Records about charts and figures
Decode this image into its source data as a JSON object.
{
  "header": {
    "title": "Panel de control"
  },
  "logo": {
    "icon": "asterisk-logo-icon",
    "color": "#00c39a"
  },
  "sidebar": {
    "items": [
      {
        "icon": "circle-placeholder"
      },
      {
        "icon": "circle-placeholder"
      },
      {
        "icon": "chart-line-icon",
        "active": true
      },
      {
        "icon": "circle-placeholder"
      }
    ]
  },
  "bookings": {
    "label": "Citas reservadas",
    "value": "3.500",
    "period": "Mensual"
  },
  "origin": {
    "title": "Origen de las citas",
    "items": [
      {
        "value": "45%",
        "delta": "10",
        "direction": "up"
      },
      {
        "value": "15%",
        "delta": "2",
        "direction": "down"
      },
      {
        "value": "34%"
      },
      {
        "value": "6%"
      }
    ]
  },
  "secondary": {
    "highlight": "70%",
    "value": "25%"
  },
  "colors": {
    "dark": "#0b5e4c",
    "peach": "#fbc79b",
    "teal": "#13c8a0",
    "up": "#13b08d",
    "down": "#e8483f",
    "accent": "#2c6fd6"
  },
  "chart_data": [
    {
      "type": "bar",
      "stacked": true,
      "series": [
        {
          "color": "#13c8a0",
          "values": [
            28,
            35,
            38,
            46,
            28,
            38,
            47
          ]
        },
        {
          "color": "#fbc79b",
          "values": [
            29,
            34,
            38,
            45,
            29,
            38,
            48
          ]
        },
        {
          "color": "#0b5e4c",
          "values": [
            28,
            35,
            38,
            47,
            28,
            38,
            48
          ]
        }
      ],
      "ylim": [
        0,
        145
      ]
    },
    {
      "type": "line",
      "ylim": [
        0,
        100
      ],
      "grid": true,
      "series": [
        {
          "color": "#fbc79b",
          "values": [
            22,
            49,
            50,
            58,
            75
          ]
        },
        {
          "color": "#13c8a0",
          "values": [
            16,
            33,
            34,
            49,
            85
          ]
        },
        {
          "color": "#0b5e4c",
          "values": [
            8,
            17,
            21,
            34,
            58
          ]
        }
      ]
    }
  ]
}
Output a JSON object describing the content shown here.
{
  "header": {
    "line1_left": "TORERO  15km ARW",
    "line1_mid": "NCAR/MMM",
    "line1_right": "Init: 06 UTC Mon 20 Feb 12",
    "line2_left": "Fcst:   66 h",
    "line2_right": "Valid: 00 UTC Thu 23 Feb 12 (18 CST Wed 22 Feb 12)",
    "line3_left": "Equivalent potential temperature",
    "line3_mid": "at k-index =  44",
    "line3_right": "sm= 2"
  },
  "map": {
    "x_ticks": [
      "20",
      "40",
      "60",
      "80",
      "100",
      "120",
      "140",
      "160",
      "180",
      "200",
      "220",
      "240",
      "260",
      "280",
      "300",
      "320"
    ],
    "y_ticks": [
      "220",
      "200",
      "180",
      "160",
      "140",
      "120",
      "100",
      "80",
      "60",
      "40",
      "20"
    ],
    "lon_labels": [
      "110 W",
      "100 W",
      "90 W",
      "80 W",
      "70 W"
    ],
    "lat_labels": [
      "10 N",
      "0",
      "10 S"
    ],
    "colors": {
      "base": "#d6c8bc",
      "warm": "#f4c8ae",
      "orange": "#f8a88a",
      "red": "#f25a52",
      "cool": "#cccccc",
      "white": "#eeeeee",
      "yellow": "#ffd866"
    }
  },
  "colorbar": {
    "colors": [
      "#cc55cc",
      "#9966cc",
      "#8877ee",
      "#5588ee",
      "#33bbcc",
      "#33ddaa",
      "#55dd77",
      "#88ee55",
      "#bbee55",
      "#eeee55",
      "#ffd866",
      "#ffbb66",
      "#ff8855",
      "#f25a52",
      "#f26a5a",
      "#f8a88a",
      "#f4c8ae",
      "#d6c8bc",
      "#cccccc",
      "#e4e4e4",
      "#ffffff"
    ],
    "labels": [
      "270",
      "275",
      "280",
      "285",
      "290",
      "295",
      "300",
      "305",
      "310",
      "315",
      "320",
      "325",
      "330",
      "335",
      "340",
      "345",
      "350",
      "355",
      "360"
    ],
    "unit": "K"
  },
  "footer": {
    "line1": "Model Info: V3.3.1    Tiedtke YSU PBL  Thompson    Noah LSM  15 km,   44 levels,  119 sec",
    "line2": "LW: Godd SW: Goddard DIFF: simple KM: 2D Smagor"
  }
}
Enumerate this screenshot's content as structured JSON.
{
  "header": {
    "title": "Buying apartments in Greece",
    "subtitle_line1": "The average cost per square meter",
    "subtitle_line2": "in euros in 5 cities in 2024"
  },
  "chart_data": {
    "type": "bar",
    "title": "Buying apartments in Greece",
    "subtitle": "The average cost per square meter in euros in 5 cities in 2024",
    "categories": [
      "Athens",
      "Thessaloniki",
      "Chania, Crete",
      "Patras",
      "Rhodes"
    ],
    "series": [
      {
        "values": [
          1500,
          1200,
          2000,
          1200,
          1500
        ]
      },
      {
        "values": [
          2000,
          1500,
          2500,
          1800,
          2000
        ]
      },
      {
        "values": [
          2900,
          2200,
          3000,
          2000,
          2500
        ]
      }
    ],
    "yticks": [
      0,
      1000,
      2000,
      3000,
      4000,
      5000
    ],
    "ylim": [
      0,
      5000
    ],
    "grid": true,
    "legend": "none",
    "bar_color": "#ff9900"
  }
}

---

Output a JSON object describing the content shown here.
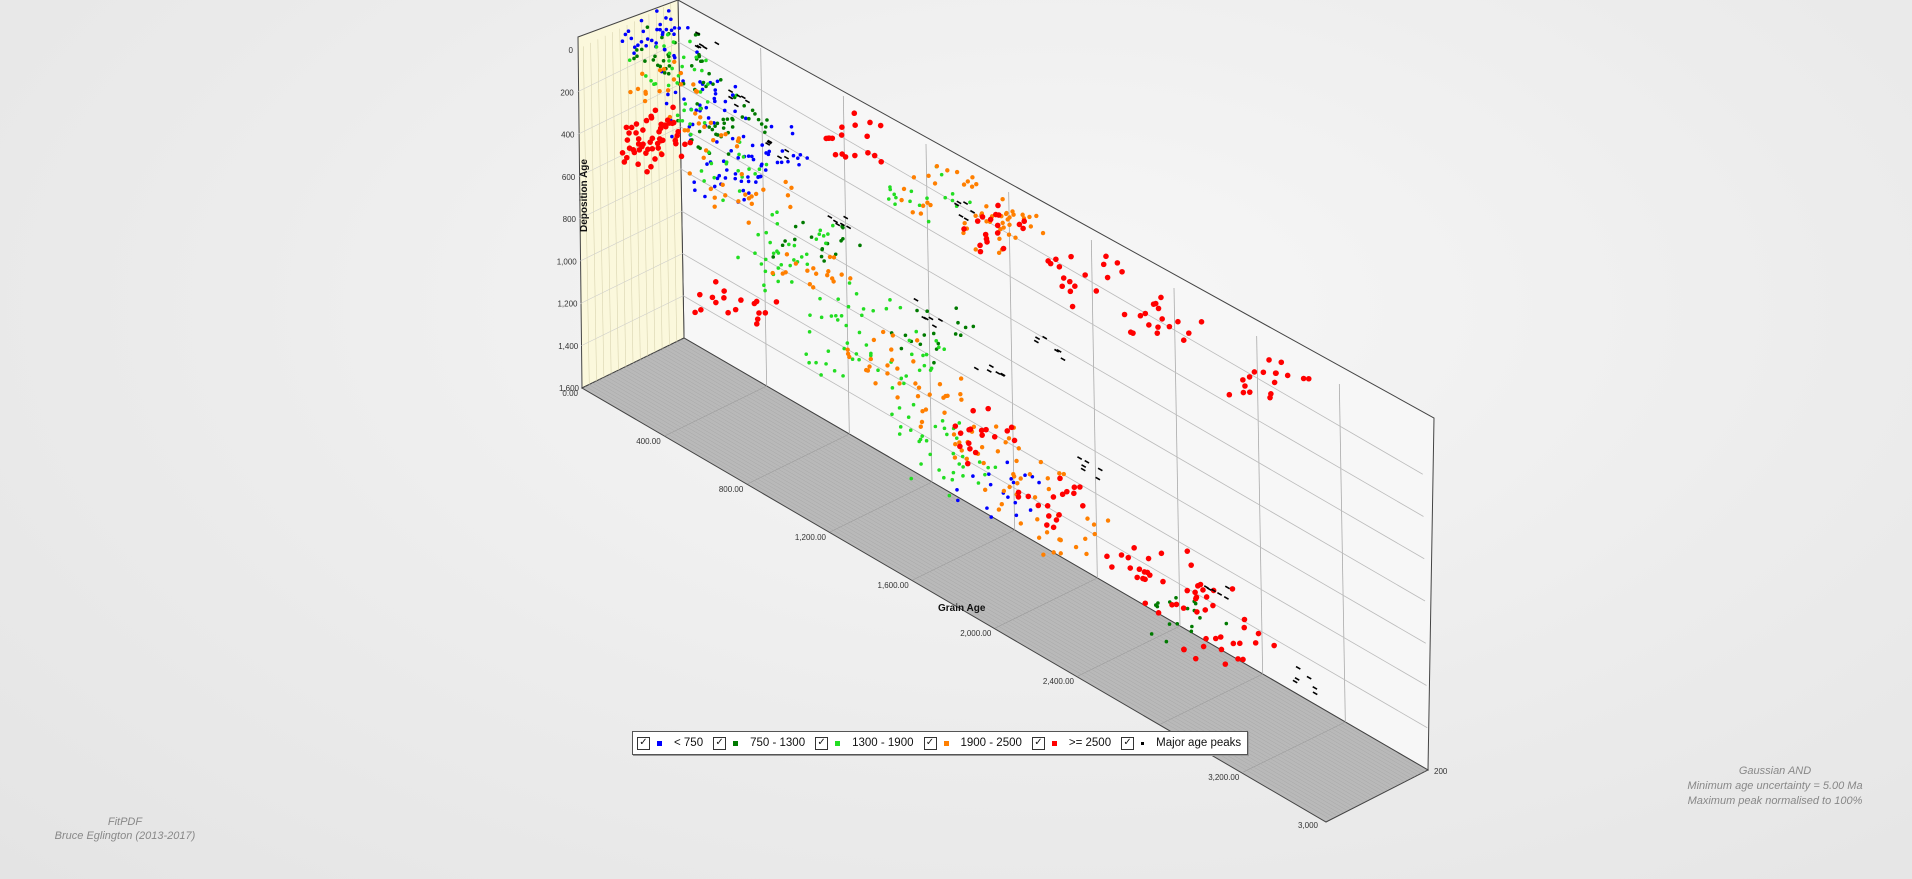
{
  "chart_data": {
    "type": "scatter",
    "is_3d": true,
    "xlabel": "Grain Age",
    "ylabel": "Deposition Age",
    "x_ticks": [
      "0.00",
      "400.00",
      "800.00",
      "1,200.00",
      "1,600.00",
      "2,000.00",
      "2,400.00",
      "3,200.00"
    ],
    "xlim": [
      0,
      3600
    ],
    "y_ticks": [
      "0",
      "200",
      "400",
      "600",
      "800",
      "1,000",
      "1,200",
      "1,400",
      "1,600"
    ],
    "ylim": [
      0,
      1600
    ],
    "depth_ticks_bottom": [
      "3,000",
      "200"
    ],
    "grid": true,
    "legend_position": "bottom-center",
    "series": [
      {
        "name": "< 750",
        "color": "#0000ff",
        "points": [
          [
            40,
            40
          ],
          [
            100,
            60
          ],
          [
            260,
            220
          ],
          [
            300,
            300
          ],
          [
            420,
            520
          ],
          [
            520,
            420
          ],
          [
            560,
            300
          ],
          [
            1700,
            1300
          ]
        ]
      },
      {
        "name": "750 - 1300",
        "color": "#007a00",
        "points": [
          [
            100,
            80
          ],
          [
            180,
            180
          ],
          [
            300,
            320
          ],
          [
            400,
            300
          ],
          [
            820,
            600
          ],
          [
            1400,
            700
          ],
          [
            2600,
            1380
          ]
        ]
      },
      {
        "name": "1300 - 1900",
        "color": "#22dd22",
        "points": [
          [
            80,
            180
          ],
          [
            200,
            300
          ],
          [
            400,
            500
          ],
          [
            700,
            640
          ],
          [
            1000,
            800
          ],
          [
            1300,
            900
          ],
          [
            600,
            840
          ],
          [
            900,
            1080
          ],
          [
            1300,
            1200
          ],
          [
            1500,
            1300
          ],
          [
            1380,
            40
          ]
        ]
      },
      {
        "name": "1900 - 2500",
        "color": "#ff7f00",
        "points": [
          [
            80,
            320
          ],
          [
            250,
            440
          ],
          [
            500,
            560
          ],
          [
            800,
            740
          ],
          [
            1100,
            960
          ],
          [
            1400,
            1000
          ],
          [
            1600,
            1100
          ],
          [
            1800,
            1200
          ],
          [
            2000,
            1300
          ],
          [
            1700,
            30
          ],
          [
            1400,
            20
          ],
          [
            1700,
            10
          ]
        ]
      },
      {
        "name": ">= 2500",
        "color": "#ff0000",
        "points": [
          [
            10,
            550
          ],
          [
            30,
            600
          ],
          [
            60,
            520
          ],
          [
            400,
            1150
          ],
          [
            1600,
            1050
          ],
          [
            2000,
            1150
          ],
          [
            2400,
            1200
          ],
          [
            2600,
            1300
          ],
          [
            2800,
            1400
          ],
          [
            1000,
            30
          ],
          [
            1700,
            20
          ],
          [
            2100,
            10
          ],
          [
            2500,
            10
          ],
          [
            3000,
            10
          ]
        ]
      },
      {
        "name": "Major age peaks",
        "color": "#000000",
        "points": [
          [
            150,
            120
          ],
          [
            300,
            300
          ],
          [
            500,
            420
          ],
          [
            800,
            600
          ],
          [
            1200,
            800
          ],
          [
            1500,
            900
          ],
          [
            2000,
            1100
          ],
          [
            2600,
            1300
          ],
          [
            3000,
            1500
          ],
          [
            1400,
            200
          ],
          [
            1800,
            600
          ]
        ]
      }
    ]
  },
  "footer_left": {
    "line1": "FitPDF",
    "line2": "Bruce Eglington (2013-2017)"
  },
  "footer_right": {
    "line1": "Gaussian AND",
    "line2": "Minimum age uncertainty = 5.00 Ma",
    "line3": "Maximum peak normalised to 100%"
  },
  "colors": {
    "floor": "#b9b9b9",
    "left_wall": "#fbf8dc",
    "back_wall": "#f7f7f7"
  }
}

...

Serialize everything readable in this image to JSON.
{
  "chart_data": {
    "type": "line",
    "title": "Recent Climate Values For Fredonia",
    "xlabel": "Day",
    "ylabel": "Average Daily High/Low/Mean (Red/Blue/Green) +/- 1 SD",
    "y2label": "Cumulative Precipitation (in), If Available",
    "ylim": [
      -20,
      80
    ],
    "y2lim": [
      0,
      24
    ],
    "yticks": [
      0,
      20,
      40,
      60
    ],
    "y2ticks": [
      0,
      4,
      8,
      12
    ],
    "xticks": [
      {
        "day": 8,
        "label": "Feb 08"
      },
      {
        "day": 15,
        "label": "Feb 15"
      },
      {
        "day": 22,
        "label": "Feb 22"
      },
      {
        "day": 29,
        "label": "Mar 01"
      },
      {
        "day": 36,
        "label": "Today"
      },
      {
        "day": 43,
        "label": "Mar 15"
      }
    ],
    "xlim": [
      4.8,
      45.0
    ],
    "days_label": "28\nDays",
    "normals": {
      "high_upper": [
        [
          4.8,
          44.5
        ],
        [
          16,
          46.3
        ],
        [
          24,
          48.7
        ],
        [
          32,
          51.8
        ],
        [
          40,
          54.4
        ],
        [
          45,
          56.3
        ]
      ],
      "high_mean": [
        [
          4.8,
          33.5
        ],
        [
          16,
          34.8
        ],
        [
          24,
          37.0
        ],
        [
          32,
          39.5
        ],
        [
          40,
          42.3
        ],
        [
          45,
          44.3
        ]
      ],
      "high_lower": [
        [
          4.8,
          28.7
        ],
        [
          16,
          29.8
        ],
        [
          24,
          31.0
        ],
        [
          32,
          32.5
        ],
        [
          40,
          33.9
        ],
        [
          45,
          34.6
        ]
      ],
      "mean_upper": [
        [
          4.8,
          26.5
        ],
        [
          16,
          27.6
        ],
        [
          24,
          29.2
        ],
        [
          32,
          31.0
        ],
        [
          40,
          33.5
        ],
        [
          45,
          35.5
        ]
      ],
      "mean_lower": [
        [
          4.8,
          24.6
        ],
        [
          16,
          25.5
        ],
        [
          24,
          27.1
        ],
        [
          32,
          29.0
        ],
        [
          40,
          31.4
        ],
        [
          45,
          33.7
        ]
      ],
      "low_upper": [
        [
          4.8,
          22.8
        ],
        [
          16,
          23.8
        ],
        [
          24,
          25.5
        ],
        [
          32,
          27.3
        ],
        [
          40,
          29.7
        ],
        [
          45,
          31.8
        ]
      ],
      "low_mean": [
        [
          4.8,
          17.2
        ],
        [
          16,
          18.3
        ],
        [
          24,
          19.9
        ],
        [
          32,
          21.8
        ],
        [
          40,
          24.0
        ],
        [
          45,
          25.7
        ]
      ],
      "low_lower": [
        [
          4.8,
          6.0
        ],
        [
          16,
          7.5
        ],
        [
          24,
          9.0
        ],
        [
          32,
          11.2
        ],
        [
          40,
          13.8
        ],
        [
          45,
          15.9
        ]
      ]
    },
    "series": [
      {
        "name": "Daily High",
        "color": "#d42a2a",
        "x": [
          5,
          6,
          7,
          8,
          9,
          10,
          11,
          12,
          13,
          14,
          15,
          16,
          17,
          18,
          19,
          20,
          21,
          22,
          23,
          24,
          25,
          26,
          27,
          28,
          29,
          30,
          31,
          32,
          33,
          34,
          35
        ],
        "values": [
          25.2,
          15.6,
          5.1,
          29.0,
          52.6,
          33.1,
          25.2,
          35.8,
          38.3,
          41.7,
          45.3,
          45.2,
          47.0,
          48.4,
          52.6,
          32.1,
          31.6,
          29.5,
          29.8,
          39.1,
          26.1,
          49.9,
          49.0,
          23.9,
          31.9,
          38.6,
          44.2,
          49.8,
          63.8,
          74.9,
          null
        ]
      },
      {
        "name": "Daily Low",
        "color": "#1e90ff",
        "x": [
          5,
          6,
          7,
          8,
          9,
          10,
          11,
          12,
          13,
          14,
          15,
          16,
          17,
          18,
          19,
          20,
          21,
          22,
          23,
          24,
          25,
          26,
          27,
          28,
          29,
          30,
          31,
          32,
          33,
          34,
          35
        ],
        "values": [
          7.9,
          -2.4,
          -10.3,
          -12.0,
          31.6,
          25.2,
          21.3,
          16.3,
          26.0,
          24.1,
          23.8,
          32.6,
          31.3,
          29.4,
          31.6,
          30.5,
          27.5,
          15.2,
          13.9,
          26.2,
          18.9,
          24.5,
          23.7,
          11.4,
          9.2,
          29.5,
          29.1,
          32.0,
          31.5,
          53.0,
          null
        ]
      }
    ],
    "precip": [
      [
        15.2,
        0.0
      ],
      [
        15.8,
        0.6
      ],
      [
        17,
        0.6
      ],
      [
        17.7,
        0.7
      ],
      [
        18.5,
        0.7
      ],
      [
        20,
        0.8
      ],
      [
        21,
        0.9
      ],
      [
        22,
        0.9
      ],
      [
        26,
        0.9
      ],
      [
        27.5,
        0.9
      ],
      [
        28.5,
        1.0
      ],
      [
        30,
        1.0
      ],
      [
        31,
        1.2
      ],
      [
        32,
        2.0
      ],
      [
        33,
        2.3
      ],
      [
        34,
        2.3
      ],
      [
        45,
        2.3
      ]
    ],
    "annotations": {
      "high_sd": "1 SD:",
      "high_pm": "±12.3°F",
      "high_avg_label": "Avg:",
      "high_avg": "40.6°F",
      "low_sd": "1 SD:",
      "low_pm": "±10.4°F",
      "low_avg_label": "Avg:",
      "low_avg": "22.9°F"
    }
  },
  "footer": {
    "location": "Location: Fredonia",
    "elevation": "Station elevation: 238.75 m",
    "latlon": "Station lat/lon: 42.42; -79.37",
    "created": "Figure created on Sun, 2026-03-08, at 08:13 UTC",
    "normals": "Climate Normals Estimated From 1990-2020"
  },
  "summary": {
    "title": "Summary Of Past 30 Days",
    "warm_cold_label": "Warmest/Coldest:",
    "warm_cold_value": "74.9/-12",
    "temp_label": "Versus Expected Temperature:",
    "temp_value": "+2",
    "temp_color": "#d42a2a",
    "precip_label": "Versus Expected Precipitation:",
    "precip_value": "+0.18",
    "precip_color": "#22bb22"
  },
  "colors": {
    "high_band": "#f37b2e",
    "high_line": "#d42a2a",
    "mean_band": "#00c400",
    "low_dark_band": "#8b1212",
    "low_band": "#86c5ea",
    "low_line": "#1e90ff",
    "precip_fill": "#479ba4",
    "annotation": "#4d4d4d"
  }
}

BRIEF:
From the listing above, pick out each line where the word "Fredonia" appears.

REPLY TO THE TASK:
    "title": "Recent Climate Values For Fredonia",
    "location": "Location: Fredonia",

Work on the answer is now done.